TASK DETAILS ::
Copy every line in which the string "recursos" occurs.

>> Begin RECORDS PROVIDED

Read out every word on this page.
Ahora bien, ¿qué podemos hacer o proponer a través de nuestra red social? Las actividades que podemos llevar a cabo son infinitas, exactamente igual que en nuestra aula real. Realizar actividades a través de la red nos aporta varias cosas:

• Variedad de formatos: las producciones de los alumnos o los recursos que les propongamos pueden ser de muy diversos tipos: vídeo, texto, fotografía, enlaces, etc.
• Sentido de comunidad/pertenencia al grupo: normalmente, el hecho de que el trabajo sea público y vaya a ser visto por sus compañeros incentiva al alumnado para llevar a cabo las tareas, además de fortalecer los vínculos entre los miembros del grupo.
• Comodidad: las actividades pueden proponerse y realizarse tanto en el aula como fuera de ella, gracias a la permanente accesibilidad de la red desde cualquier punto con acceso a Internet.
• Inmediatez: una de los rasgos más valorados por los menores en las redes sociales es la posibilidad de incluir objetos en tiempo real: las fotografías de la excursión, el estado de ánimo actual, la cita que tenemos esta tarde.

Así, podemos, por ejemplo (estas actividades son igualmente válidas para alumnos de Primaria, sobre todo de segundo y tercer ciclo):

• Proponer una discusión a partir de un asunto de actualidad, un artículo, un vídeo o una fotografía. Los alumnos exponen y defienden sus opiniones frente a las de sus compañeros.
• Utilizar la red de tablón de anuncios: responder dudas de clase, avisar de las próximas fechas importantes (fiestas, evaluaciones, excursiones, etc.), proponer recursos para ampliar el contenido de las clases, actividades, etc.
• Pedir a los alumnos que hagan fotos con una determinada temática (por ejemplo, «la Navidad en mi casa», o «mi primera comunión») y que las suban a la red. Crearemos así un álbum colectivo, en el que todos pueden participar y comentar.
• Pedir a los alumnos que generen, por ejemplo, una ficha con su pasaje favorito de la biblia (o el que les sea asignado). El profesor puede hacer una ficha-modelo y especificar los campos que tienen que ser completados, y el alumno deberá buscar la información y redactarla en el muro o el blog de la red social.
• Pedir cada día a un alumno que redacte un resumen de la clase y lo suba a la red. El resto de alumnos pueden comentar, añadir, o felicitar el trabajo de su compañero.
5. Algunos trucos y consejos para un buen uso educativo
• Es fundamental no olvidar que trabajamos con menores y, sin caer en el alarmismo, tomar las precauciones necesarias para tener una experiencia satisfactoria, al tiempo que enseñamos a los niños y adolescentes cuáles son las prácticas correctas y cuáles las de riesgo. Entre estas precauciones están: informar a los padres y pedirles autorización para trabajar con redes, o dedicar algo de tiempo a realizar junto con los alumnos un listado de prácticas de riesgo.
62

>> End RECORDS PROVIDED

EXPECTED ANSWER ::
• Variedad de formatos: las producciones de los alumnos o los recursos que les propongamos pueden ser de muy diversos tipos: vídeo, texto, fotografía, enlaces, etc.
• Utilizar la red de tablón de anuncios: responder dudas de clase, avisar de las próximas fechas importantes (fiestas, evaluaciones, excursiones, etc.), proponer recursos para ampliar el contenido de las clases, actividades, etc.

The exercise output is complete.